**WORK TO COMPLETE**
Wherever the string "Share" appears in a line, extract that line.

**SUPPLIED RECORDS**

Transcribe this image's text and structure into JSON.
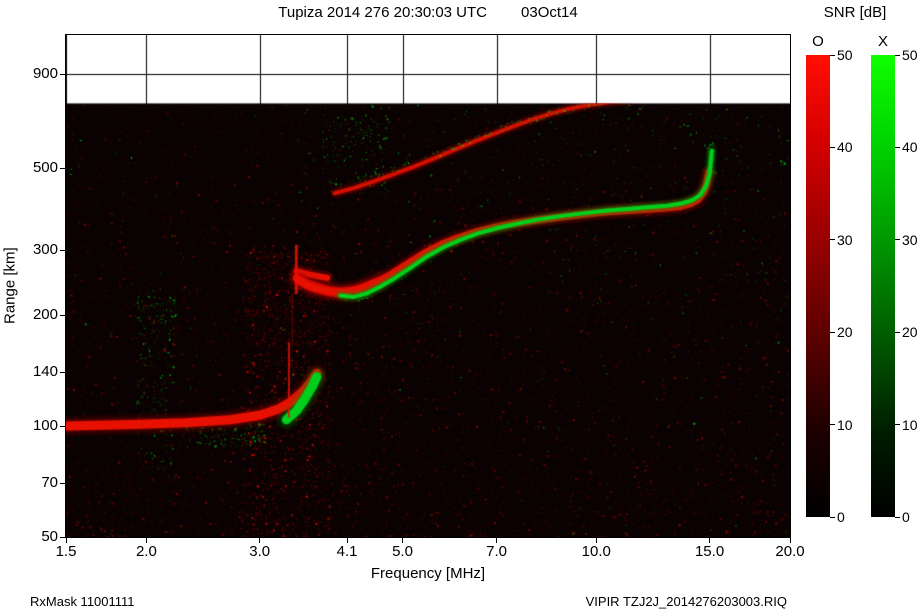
{
  "header": {
    "title": "Tupiza 2014 276 20:30:03 UTC",
    "date": "03Oct14"
  },
  "footer": {
    "rx_mask": "RxMask 11001111",
    "file": "VIPIR  TZJ2J_2014276203003.RIQ"
  },
  "chart_data": {
    "type": "heatmap",
    "subtype": "ionogram",
    "title": "Tupiza 2014 276 20:30:03 UTC 03Oct14",
    "xlabel": "Frequency [MHz]",
    "ylabel": "Range [km]",
    "x_scale": "log",
    "y_scale": "log",
    "xlim": [
      1.5,
      20
    ],
    "ylim": [
      50,
      1150
    ],
    "x_ticks": [
      1.5,
      2.0,
      3.0,
      4.1,
      5.0,
      7.0,
      10.0,
      15.0,
      20.0
    ],
    "x_tick_labels": [
      "1.5",
      "2.0",
      "3.0",
      "4.1",
      "5.0",
      "7.0",
      "10.0",
      "15.0",
      "20.0"
    ],
    "y_ticks": [
      900,
      500,
      300,
      200,
      140,
      100,
      70,
      50
    ],
    "y_tick_labels": [
      "900",
      "500",
      "300",
      "200",
      "140",
      "100",
      "70",
      "50"
    ],
    "data_ceiling_km": 750,
    "colors": {
      "plot_bg": "#0a0202",
      "o_mode": "#e81000",
      "x_mode": "#00cf1d",
      "grid": "#000000"
    },
    "colorbar": {
      "title": "SNR [dB]",
      "min": 0,
      "max": 50,
      "ticks": [
        50,
        40,
        30,
        20,
        10,
        0
      ],
      "tick_labels": [
        "50",
        "40",
        "30",
        "20",
        "10",
        "0"
      ],
      "o_label": "O",
      "x_label": "X",
      "o_color": "#ff0000",
      "x_color": "#00dd00"
    },
    "noise": {
      "red_speckle": 15000,
      "green_speckle": 550
    },
    "traces": [
      {
        "name": "E-layer",
        "mode": "O",
        "width": 9,
        "points": [
          [
            1.5,
            100
          ],
          [
            1.9,
            101
          ],
          [
            2.3,
            102
          ],
          [
            2.7,
            104
          ],
          [
            3.0,
            107
          ],
          [
            3.2,
            111
          ],
          [
            3.35,
            116
          ],
          [
            3.5,
            124
          ],
          [
            3.6,
            131
          ],
          [
            3.68,
            139
          ]
        ]
      },
      {
        "name": "E-layer-X",
        "mode": "X",
        "width": 9,
        "points": [
          [
            3.3,
            104
          ],
          [
            3.42,
            110
          ],
          [
            3.52,
            118
          ],
          [
            3.62,
            128
          ],
          [
            3.68,
            136
          ]
        ]
      },
      {
        "name": "F-ledge",
        "mode": "O",
        "width": 6,
        "points": [
          [
            3.42,
            263
          ],
          [
            3.6,
            257
          ],
          [
            3.82,
            252
          ]
        ]
      },
      {
        "name": "F-layer-inner",
        "mode": "O",
        "width": 10,
        "points": [
          [
            3.45,
            249
          ],
          [
            3.6,
            240
          ],
          [
            3.8,
            233
          ],
          [
            4.0,
            230
          ],
          [
            4.2,
            232
          ],
          [
            4.4,
            238
          ],
          [
            4.6,
            246
          ]
        ]
      },
      {
        "name": "F-layer",
        "mode": "O",
        "width": 7,
        "points": [
          [
            3.42,
            252
          ],
          [
            3.55,
            241
          ],
          [
            3.7,
            235
          ],
          [
            3.9,
            231
          ],
          [
            4.1,
            231
          ],
          [
            4.3,
            236
          ],
          [
            4.55,
            245
          ],
          [
            4.8,
            258
          ],
          [
            5.1,
            276
          ],
          [
            5.4,
            294
          ],
          [
            5.75,
            311
          ],
          [
            6.1,
            324
          ],
          [
            6.5,
            336
          ],
          [
            7.0,
            347
          ],
          [
            7.5,
            355
          ],
          [
            8.1,
            362
          ],
          [
            8.8,
            369
          ],
          [
            9.6,
            376
          ],
          [
            10.4,
            381
          ],
          [
            11.2,
            384
          ],
          [
            12.0,
            387
          ],
          [
            12.8,
            390
          ],
          [
            13.5,
            394
          ],
          [
            14.0,
            401
          ],
          [
            14.4,
            412
          ],
          [
            14.7,
            432
          ],
          [
            14.85,
            455
          ],
          [
            14.95,
            487
          ]
        ]
      },
      {
        "name": "F-layer-X",
        "mode": "X",
        "width": 4,
        "points": [
          [
            4.0,
            226
          ],
          [
            4.2,
            224
          ],
          [
            4.4,
            229
          ],
          [
            4.6,
            238
          ],
          [
            4.85,
            251
          ],
          [
            5.15,
            269
          ],
          [
            5.45,
            288
          ],
          [
            5.8,
            306
          ],
          [
            6.15,
            320
          ],
          [
            6.55,
            333
          ],
          [
            7.05,
            345
          ],
          [
            7.55,
            354
          ],
          [
            8.1,
            363
          ],
          [
            8.8,
            371
          ],
          [
            9.6,
            378
          ],
          [
            10.4,
            384
          ],
          [
            11.2,
            388
          ],
          [
            12.0,
            392
          ],
          [
            12.9,
            396
          ],
          [
            13.6,
            402
          ],
          [
            14.1,
            410
          ],
          [
            14.5,
            423
          ],
          [
            14.8,
            447
          ],
          [
            15.0,
            482
          ],
          [
            15.07,
            525
          ],
          [
            15.12,
            558
          ]
        ]
      },
      {
        "name": "second-hop",
        "mode": "O",
        "width": 4,
        "alpha": 0.85,
        "points": [
          [
            3.92,
            428
          ],
          [
            4.2,
            442
          ],
          [
            4.5,
            460
          ],
          [
            4.85,
            482
          ],
          [
            5.2,
            505
          ],
          [
            5.6,
            532
          ],
          [
            6.0,
            560
          ],
          [
            6.45,
            590
          ],
          [
            6.9,
            618
          ],
          [
            7.4,
            648
          ],
          [
            7.9,
            676
          ],
          [
            8.5,
            704
          ],
          [
            9.1,
            726
          ],
          [
            9.8,
            744
          ],
          [
            10.5,
            757
          ],
          [
            11.3,
            766
          ]
        ]
      },
      {
        "name": "second-hop-X",
        "mode": "X",
        "width": 3,
        "style": "speckle",
        "points": [
          [
            4.25,
            465
          ],
          [
            4.6,
            484
          ],
          [
            5.0,
            508
          ],
          [
            5.4,
            534
          ],
          [
            5.85,
            562
          ],
          [
            6.3,
            590
          ],
          [
            6.8,
            620
          ],
          [
            7.3,
            650
          ],
          [
            7.9,
            680
          ],
          [
            8.5,
            706
          ],
          [
            9.2,
            730
          ],
          [
            9.9,
            750
          ],
          [
            10.7,
            762
          ]
        ]
      }
    ],
    "features": {
      "verticals": [
        {
          "f": 3.42,
          "km": [
            230,
            308
          ],
          "width": 3,
          "mode": "O",
          "alpha": 0.85
        },
        {
          "f": 3.33,
          "km": [
            106,
            168
          ],
          "width": 2,
          "mode": "O",
          "alpha": 0.8
        },
        {
          "f": 3.37,
          "km": [
            165,
            228
          ],
          "width": 1,
          "mode": "O",
          "alpha": 0.4
        }
      ],
      "clusters": [
        {
          "f": [
            1.93,
            2.22
          ],
          "km": [
            72,
            225
          ],
          "mode": "X",
          "count": 260
        },
        {
          "f": [
            2.3,
            3.05
          ],
          "km": [
            88,
            102
          ],
          "mode": "X",
          "count": 140
        },
        {
          "f": [
            3.75,
            4.75
          ],
          "km": [
            430,
            700
          ],
          "mode": "X",
          "count": 200
        },
        {
          "f": [
            14.85,
            15.2
          ],
          "km": [
            470,
            590
          ],
          "mode": "X",
          "count": 90
        },
        {
          "f": [
            4.0,
            4.45
          ],
          "km": [
            220,
            238
          ],
          "mode": "X",
          "count": 120
        },
        {
          "f": [
            2.85,
            3.85
          ],
          "km": [
            52,
            300
          ],
          "mode": "O",
          "count": 1500
        },
        {
          "f": [
            1.5,
            19.9
          ],
          "km": [
            50,
            745
          ],
          "mode": "X",
          "count": 550
        }
      ]
    }
  }
}
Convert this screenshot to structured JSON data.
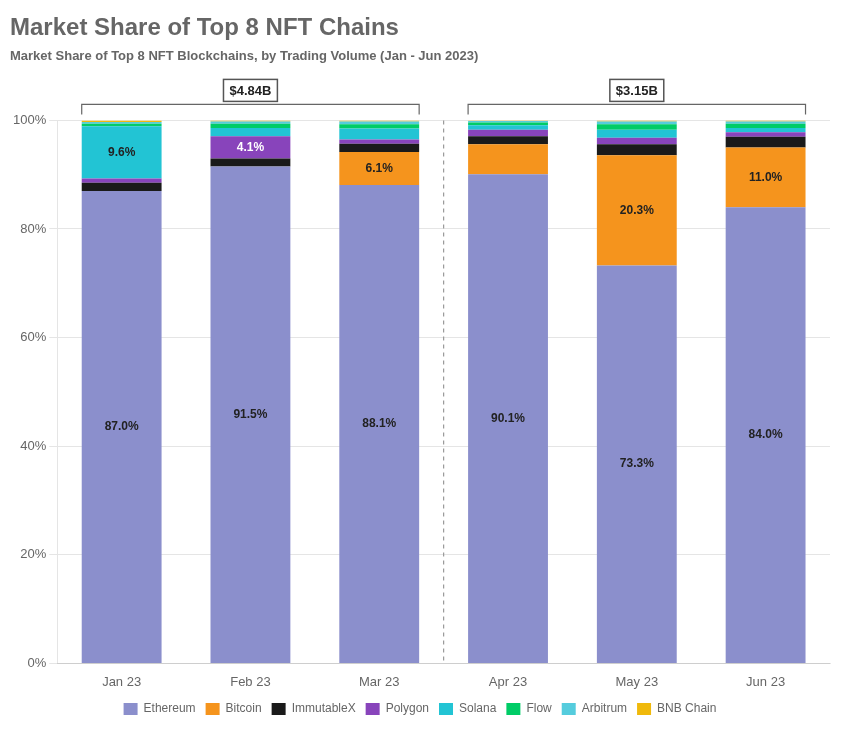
{
  "chart_data": {
    "type": "bar",
    "title": "Market Share of Top 8 NFT Chains",
    "subtitle": "Market Share of Top 8 NFT Blockchains, by Trading Volume (Jan - Jun 2023)",
    "categories": [
      "Jan 23",
      "Feb 23",
      "Mar 23",
      "Apr 23",
      "May 23",
      "Jun 23"
    ],
    "series": [
      {
        "name": "Ethereum",
        "color": "#8B8FCC",
        "values": [
          87.0,
          91.5,
          88.1,
          90.1,
          73.3,
          84.0
        ],
        "value_labels": [
          "87.0%",
          "91.5%",
          "88.1%",
          "90.1%",
          "73.3%",
          "84.0%"
        ]
      },
      {
        "name": "Bitcoin",
        "color": "#F5941D",
        "values": [
          0.0,
          0.0,
          6.1,
          5.5,
          20.3,
          11.0
        ],
        "value_labels": [
          null,
          null,
          "6.1%",
          null,
          "20.3%",
          "11.0%"
        ]
      },
      {
        "name": "ImmutableX",
        "color": "#1A1A1A",
        "values": [
          1.5,
          1.5,
          1.5,
          1.5,
          2.0,
          2.0
        ]
      },
      {
        "name": "Polygon",
        "color": "#8844BB",
        "values": [
          0.8,
          4.1,
          0.8,
          1.2,
          1.2,
          0.8
        ],
        "value_labels": [
          null,
          "4.1%",
          null,
          null,
          null,
          null
        ]
      },
      {
        "name": "Solana",
        "color": "#22C4D4",
        "values": [
          9.6,
          1.5,
          2.0,
          0.8,
          1.5,
          0.8
        ],
        "value_labels": [
          "9.6%",
          null,
          null,
          null,
          null,
          null
        ]
      },
      {
        "name": "Flow",
        "color": "#00CC66",
        "values": [
          0.5,
          0.8,
          0.8,
          0.5,
          1.0,
          0.8
        ]
      },
      {
        "name": "Arbitrum",
        "color": "#55CCDD",
        "values": [
          0.3,
          0.4,
          0.5,
          0.3,
          0.5,
          0.4
        ]
      },
      {
        "name": "BNB Chain",
        "color": "#F0B90B",
        "values": [
          0.3,
          0.2,
          0.2,
          0.1,
          0.2,
          0.2
        ]
      }
    ],
    "stacked": true,
    "ylim": [
      0,
      100
    ],
    "yticks": [
      {
        "value": 0,
        "label": "0%"
      },
      {
        "value": 20,
        "label": "20%"
      },
      {
        "value": 40,
        "label": "40%"
      },
      {
        "value": 60,
        "label": "60%"
      },
      {
        "value": 80,
        "label": "80%"
      },
      {
        "value": 100,
        "label": "100%"
      }
    ],
    "grid": true,
    "legend": "bottom",
    "annotations": [
      {
        "text": "$4.84B",
        "from": "Jan 23",
        "to": "Mar 23"
      },
      {
        "text": "$3.15B",
        "from": "Apr 23",
        "to": "Jun 23"
      }
    ]
  }
}
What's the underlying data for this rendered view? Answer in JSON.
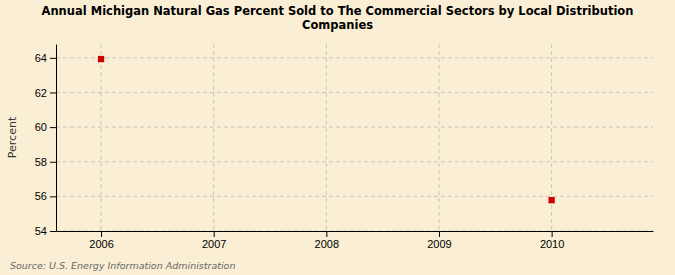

**SOLVED PROBLEM**
    "title": "Market Share of Top 8 NFT Chains",
    "subtitle": "Market Share of Top 8 NFT Blockchains, by Trading Volume (Jan - Jun 2023)",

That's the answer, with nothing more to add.